## BEGIN Source data

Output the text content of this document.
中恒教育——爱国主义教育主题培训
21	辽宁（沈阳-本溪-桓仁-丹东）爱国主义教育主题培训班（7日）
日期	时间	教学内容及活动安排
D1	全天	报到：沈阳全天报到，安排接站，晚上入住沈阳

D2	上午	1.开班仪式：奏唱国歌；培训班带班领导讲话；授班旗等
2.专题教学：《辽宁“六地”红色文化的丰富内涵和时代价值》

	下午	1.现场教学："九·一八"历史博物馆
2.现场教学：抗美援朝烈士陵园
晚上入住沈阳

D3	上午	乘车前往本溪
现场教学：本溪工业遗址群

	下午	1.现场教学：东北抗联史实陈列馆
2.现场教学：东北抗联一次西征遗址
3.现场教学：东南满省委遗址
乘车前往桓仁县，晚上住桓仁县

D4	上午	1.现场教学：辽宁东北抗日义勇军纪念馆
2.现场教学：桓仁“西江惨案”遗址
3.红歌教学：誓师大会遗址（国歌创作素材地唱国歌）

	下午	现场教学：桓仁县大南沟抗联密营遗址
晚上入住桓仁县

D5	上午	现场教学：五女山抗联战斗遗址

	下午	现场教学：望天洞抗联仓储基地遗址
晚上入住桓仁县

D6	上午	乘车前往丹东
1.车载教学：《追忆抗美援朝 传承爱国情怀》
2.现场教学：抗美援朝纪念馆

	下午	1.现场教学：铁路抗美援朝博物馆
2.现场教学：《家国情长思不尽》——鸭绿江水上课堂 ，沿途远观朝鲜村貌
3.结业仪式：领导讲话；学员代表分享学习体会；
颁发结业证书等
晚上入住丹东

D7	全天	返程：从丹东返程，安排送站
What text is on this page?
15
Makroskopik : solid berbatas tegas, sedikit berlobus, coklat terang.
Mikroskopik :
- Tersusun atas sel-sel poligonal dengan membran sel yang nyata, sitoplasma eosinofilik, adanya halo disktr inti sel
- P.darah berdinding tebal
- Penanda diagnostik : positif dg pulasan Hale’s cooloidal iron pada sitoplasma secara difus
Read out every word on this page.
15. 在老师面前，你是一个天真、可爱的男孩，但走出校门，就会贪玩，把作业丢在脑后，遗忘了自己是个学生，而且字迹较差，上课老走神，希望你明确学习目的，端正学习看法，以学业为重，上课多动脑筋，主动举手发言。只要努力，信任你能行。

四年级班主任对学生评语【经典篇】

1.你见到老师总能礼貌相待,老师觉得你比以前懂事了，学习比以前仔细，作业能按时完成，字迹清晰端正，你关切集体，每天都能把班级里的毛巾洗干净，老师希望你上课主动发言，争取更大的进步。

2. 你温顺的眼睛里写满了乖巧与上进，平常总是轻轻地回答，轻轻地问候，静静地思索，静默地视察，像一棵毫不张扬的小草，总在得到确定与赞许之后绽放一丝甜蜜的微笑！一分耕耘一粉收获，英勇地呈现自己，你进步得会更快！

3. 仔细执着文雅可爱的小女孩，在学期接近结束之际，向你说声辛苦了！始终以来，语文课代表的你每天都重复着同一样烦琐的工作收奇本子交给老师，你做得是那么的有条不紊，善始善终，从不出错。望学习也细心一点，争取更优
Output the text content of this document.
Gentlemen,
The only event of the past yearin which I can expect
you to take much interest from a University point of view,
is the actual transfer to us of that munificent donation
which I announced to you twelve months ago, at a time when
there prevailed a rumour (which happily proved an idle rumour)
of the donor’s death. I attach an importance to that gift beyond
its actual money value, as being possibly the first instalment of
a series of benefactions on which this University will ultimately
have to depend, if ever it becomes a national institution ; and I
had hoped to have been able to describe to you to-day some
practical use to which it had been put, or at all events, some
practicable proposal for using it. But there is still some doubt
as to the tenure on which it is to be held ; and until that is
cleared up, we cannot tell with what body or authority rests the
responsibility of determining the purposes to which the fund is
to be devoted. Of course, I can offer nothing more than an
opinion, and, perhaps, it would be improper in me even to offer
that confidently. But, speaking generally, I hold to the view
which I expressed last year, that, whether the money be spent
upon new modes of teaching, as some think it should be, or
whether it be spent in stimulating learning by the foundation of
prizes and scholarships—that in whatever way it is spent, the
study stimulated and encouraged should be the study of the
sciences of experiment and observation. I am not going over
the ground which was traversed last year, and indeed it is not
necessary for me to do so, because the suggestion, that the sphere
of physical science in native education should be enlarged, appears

## END Source data

• [Task requirements]:
Look for the word "page" in every line of the listing and copy the lines that have it.

• [Response for this exercise]:
What text is on this page?
Read out every word on this page.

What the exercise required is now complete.